RECORDS PROVIDED:

■ ■ ■

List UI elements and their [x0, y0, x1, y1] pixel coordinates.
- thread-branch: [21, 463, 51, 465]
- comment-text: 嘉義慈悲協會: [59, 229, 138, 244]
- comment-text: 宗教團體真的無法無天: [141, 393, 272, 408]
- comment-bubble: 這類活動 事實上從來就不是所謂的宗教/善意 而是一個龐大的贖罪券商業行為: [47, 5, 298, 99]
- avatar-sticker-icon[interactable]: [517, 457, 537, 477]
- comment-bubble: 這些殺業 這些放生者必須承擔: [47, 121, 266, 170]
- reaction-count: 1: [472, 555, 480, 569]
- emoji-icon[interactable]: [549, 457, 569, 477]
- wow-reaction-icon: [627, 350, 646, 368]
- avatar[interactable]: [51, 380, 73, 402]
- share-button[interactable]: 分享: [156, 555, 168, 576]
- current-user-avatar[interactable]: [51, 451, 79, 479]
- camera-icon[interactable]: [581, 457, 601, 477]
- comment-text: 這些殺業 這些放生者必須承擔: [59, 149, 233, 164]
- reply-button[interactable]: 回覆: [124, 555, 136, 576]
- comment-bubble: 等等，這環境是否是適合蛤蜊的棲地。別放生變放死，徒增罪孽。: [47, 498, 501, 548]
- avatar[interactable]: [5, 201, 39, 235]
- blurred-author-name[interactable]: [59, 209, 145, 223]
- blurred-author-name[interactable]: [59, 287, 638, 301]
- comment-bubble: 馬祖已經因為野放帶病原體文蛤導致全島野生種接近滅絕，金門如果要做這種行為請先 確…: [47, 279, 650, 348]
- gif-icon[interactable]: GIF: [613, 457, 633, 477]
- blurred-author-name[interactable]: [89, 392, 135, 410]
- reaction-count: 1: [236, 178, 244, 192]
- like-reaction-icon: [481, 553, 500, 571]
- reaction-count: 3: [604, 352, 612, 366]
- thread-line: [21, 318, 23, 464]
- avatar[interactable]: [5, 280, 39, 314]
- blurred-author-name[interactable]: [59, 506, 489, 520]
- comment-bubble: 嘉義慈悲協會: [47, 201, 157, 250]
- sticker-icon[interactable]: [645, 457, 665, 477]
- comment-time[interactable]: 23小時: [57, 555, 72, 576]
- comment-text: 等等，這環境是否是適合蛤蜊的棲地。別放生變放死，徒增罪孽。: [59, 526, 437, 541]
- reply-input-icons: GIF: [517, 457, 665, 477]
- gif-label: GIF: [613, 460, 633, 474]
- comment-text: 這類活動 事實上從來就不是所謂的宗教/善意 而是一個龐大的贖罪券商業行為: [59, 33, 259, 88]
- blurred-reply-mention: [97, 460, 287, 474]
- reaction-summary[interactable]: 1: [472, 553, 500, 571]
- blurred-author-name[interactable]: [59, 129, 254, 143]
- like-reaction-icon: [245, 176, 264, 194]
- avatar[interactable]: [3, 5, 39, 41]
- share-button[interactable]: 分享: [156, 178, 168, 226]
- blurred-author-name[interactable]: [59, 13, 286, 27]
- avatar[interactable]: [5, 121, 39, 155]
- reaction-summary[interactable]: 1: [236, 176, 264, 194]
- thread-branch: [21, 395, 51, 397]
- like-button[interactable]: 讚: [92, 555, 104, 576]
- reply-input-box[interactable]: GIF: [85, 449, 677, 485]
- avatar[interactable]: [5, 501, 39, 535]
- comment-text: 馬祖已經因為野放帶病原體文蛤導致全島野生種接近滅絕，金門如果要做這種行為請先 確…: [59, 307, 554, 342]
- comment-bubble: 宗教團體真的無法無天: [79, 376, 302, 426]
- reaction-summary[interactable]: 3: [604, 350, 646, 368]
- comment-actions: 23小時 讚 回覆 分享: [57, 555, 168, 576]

■ ■ ■

THE TASK: Please give the data again from its first line through the line with "- current-user-avatar[interactable]: [51, 451, 79, 479]", replacing "emoji-icon" with "smiley-icon" and leaving everything else as it is.

SOLUTION TO THE PROBLEM:
List UI elements and their [x0, y0, x1, y1] pixel coordinates.
- thread-branch: [21, 463, 51, 465]
- comment-text: 嘉義慈悲協會: [59, 229, 138, 244]
- comment-text: 宗教團體真的無法無天: [141, 393, 272, 408]
- comment-bubble: 這類活動 事實上從來就不是所謂的宗教/善意 而是一個龐大的贖罪券商業行為: [47, 5, 298, 99]
- avatar-sticker-icon[interactable]: [517, 457, 537, 477]
- comment-bubble: 這些殺業 這些放生者必須承擔: [47, 121, 266, 170]
- reaction-count: 1: [472, 555, 480, 569]
- smiley-icon[interactable]: [549, 457, 569, 477]
- wow-reaction-icon: [627, 350, 646, 368]
- avatar[interactable]: [51, 380, 73, 402]
- share-button[interactable]: 分享: [156, 555, 168, 576]
- current-user-avatar[interactable]: [51, 451, 79, 479]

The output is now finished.